■ Given request ■
Check each line of the records below for the string "Jitka", then state how many lines contain it, with no other output.

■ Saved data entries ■

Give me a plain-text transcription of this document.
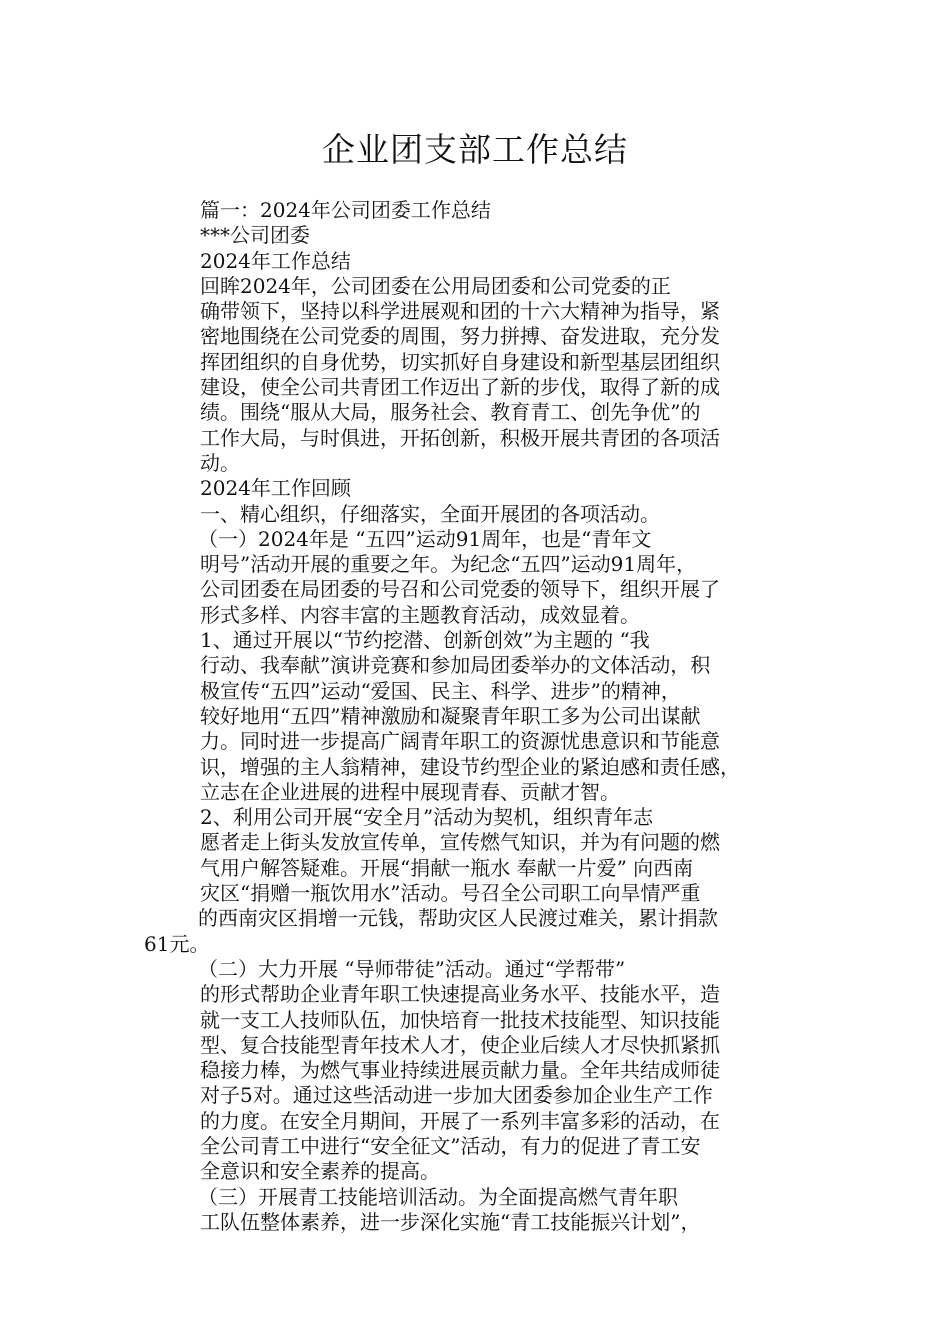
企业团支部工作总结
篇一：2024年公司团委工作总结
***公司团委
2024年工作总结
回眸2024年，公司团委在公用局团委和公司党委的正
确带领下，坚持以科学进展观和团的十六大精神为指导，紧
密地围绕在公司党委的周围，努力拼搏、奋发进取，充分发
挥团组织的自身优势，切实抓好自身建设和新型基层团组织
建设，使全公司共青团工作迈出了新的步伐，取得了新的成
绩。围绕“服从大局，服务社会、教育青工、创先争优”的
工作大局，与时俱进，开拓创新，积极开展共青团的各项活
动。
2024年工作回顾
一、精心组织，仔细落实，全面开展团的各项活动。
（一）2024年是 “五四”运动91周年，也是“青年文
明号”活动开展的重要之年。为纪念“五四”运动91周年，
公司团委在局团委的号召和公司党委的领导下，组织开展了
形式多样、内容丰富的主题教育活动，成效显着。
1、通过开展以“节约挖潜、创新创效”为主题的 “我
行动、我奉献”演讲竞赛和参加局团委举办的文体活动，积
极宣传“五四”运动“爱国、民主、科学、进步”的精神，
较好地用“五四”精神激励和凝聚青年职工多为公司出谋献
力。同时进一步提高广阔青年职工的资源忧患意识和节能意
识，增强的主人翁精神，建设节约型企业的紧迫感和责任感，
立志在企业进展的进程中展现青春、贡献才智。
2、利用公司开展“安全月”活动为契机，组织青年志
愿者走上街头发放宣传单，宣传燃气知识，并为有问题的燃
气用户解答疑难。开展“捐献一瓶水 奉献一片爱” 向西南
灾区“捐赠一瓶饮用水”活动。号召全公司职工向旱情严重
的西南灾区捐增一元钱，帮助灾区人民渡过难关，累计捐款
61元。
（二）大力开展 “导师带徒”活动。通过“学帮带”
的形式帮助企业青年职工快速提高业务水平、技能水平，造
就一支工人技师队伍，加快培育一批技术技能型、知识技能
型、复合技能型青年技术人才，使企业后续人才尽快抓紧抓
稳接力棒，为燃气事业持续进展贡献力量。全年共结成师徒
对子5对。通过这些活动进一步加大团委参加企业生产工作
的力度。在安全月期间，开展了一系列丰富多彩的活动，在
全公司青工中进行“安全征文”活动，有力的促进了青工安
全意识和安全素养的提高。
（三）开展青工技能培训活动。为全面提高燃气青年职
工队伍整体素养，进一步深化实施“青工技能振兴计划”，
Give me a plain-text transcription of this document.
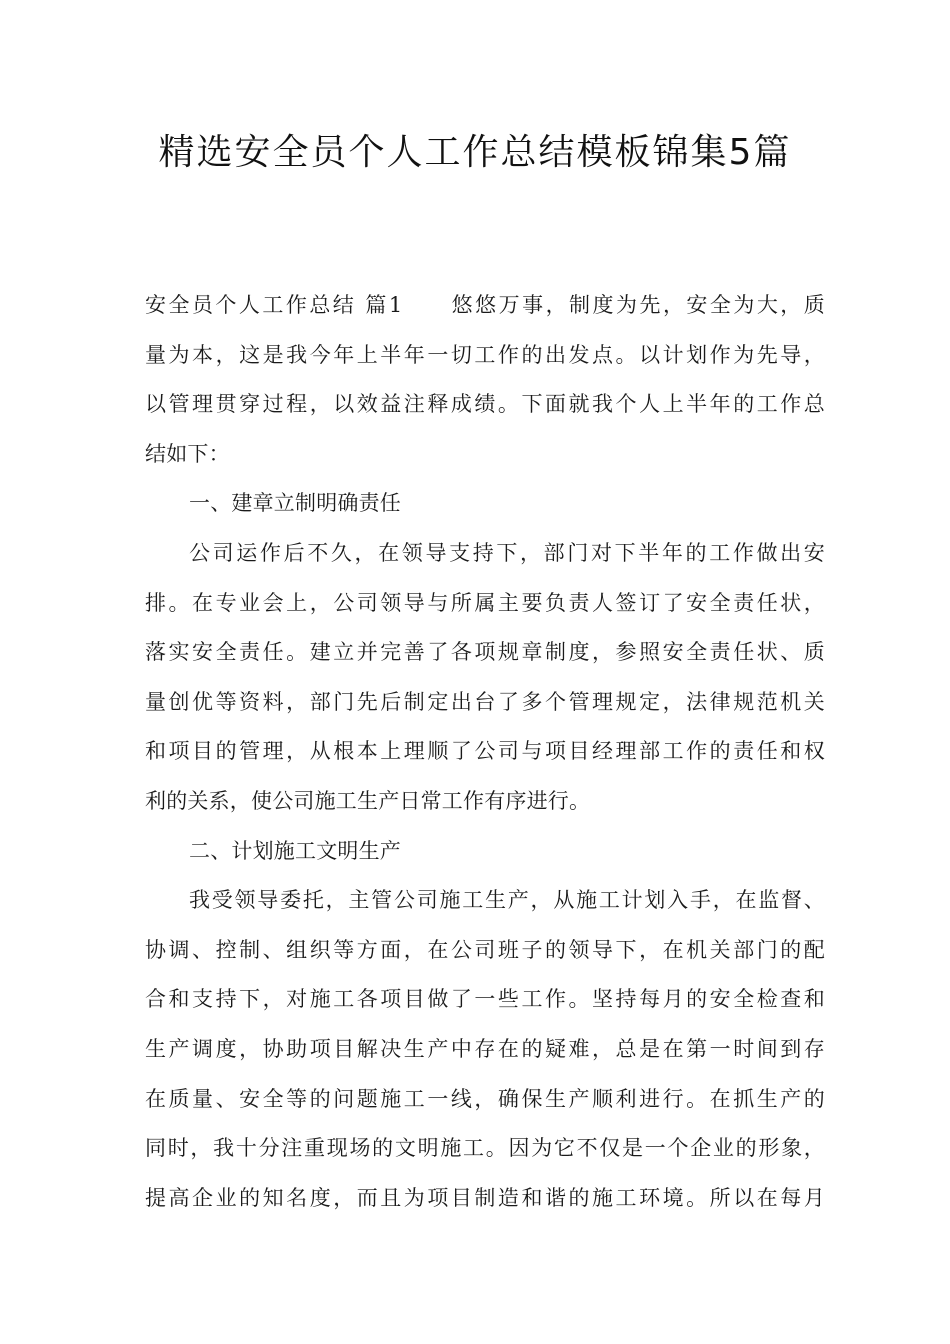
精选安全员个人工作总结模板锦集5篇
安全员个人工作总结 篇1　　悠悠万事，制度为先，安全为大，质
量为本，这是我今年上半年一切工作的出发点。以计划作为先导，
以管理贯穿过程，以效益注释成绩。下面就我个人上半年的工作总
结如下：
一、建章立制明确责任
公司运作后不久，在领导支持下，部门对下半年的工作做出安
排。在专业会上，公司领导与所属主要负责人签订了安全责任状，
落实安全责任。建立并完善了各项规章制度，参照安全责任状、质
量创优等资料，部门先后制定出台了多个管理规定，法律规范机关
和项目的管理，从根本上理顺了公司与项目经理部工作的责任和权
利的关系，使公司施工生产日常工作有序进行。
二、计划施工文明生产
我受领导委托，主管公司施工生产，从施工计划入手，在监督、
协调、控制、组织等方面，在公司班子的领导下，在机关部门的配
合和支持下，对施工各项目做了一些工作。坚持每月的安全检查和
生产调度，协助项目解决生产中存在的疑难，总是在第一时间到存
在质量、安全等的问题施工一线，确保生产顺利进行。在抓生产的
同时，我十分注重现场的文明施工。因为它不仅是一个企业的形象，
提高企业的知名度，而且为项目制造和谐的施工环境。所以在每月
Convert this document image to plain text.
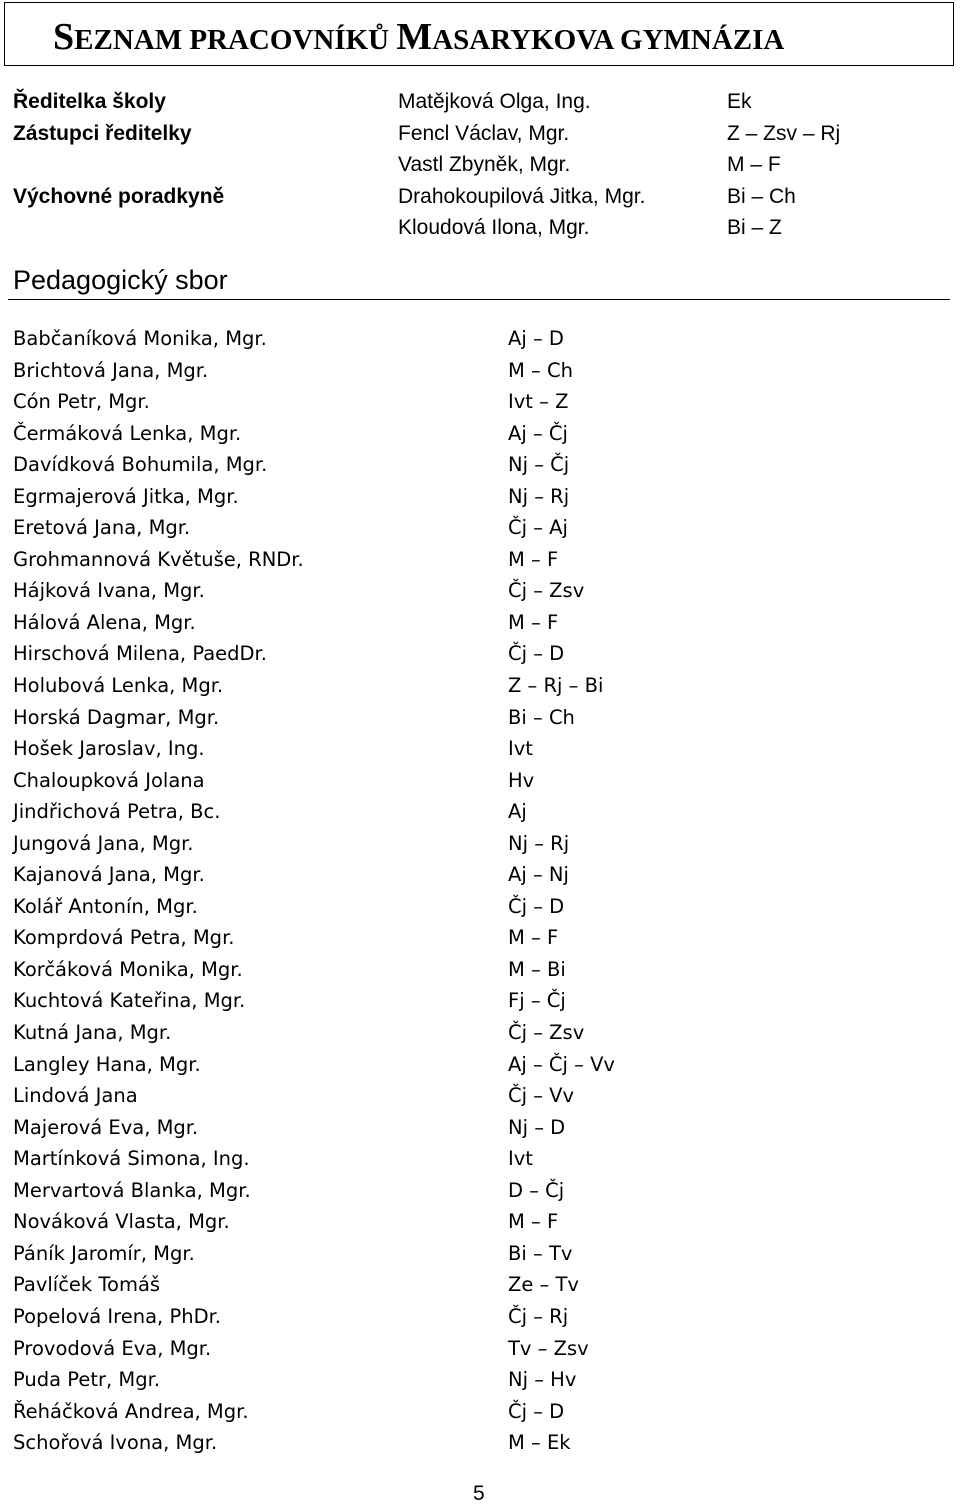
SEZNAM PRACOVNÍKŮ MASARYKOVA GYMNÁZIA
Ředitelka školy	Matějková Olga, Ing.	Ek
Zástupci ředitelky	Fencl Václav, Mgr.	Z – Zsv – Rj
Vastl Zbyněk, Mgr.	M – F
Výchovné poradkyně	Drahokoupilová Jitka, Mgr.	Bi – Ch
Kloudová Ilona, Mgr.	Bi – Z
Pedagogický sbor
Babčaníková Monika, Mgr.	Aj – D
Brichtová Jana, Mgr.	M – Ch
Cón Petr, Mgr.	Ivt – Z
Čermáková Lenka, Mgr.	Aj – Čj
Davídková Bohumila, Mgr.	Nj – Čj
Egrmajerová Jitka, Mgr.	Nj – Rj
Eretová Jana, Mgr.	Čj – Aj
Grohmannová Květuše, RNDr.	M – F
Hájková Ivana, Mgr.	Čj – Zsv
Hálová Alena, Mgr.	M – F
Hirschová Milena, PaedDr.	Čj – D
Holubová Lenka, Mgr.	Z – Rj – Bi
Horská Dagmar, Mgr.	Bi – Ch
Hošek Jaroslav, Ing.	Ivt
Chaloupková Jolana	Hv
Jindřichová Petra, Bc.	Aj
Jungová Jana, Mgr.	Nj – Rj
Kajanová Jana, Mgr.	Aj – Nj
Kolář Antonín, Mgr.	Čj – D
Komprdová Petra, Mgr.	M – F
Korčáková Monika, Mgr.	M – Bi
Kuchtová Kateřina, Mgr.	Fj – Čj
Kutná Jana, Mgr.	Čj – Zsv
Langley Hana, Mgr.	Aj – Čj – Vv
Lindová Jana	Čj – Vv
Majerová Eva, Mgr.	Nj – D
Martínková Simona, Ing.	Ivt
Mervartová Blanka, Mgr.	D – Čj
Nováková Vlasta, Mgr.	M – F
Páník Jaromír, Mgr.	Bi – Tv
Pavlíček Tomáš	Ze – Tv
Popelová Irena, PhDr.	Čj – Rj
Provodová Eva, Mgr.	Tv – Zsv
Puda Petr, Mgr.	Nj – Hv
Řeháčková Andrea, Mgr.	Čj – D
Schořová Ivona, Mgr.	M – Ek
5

■ Task result ■
2